Your task: Work through the material below and count the lines holding the word "internes"; give that count and nothing more.

----

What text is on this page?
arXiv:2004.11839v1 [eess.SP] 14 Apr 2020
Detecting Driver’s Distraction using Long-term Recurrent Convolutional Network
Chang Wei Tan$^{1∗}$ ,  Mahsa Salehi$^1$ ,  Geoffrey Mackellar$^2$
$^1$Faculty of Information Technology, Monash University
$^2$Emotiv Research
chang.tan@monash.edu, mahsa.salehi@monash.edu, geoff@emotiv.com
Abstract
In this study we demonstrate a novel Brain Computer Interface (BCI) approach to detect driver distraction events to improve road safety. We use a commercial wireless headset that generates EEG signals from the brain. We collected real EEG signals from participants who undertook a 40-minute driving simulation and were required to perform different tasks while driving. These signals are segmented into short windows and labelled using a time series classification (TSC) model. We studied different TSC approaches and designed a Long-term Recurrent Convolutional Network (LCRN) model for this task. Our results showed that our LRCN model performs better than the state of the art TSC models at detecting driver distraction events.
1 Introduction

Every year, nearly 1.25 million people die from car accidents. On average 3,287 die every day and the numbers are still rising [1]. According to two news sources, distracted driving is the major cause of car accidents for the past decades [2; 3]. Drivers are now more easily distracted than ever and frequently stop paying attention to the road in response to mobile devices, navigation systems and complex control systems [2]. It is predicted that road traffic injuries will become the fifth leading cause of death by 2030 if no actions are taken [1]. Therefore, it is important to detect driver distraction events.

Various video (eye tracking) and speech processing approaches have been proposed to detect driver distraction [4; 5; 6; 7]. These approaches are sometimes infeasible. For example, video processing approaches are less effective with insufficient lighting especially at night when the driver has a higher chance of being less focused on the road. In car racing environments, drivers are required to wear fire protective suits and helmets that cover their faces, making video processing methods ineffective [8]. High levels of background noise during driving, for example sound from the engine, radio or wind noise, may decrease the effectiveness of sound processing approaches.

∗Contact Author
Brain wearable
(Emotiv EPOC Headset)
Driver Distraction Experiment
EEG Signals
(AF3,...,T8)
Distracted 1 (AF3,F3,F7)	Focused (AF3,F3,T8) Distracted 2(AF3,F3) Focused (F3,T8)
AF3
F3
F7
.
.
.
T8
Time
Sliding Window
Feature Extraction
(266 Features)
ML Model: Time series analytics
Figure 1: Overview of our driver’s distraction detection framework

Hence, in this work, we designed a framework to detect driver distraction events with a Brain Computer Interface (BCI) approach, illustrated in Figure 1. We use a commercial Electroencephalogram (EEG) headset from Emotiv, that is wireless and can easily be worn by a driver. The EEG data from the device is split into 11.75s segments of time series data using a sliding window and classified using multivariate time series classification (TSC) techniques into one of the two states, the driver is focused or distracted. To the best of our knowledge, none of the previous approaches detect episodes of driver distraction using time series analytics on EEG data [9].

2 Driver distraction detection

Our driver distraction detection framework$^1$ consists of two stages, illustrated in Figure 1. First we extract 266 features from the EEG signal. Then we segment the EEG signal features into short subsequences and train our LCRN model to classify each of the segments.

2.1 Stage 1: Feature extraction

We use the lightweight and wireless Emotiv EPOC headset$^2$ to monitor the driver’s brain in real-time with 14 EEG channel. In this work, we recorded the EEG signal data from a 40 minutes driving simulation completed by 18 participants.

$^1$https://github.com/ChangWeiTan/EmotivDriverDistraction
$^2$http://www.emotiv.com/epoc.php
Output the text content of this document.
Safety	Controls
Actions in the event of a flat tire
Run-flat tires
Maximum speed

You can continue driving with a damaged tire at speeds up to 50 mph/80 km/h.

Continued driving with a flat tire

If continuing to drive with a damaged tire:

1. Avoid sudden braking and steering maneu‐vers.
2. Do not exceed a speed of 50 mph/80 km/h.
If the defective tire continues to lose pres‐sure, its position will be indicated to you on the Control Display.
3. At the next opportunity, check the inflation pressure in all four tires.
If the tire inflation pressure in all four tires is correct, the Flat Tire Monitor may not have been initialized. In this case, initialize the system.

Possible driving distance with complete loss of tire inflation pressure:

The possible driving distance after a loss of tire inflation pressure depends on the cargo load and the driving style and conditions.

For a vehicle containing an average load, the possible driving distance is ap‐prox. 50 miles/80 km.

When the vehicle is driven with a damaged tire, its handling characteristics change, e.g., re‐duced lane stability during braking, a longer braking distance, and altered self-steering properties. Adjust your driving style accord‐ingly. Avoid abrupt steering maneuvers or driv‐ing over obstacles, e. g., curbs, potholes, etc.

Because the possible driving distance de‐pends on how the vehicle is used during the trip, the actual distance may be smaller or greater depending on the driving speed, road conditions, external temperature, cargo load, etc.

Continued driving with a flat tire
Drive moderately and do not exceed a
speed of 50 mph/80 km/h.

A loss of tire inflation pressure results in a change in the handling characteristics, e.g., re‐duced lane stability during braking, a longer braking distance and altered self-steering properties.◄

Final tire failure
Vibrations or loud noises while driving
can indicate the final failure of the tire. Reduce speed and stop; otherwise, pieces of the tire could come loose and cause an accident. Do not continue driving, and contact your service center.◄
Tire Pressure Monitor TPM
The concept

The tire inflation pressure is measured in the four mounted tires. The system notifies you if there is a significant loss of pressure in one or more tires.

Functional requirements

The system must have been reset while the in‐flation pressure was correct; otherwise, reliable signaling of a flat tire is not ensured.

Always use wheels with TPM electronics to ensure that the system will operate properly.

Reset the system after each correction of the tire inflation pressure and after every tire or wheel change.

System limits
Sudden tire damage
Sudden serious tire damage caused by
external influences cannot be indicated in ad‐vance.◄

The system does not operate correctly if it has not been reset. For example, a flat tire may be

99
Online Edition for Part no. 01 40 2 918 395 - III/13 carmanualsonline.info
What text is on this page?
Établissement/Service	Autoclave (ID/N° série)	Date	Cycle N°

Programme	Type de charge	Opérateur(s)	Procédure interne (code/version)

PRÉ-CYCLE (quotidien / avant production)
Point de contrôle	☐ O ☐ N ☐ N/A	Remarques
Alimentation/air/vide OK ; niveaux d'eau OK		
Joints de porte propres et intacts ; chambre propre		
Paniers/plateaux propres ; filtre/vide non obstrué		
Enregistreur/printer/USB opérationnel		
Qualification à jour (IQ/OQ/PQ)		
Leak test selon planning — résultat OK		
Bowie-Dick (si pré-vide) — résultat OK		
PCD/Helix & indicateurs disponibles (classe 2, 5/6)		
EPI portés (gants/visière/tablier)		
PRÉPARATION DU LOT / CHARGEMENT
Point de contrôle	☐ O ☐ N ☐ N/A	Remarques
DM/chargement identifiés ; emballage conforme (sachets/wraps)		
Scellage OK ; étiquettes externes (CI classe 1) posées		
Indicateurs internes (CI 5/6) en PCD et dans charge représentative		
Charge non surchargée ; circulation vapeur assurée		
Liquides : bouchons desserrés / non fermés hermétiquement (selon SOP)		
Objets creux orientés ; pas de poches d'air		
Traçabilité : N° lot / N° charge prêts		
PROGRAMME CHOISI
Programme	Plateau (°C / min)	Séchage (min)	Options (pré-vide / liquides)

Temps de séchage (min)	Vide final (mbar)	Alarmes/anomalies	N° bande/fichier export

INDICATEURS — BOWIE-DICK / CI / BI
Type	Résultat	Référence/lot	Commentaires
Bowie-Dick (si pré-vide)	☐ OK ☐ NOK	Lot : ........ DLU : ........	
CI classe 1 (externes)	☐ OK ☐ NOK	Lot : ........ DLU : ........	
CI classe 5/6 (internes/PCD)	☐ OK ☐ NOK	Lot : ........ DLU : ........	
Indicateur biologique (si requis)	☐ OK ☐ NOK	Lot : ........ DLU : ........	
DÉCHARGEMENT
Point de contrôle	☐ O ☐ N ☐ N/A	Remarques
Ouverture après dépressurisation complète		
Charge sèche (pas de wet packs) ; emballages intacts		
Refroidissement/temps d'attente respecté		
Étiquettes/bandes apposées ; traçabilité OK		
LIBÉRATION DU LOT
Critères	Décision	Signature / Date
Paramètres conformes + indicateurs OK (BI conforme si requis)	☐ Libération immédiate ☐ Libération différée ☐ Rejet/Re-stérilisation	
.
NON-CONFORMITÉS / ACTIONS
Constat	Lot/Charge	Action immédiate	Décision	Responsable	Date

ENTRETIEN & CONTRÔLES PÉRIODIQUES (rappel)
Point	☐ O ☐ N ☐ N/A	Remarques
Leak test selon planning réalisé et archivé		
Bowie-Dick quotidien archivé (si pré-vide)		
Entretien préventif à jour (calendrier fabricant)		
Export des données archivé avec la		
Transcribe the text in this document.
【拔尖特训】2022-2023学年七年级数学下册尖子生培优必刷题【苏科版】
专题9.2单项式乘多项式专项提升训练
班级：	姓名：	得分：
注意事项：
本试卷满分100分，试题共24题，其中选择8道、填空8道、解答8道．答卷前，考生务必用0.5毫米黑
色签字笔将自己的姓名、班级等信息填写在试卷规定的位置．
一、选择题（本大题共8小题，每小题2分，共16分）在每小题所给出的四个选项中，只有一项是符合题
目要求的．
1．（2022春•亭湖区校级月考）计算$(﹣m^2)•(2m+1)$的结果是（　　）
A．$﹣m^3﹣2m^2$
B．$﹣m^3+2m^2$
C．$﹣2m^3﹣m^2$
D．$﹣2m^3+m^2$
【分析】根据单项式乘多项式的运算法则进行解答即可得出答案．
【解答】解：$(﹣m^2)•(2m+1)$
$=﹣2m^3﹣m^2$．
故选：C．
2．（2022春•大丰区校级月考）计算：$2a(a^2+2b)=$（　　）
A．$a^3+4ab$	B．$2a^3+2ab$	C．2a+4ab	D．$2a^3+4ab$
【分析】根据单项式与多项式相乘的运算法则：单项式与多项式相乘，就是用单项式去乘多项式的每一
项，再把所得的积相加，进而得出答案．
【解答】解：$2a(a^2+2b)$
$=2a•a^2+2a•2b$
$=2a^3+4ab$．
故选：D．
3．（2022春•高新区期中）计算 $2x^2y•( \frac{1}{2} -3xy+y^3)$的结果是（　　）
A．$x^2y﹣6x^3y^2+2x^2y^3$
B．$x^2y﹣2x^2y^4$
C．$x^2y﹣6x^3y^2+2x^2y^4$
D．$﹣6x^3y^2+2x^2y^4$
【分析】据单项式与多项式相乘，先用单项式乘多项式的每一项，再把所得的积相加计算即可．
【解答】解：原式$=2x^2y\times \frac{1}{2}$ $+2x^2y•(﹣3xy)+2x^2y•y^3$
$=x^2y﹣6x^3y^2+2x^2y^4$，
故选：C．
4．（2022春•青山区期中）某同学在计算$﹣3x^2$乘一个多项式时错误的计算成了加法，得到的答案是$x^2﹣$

----

Worked solution: 2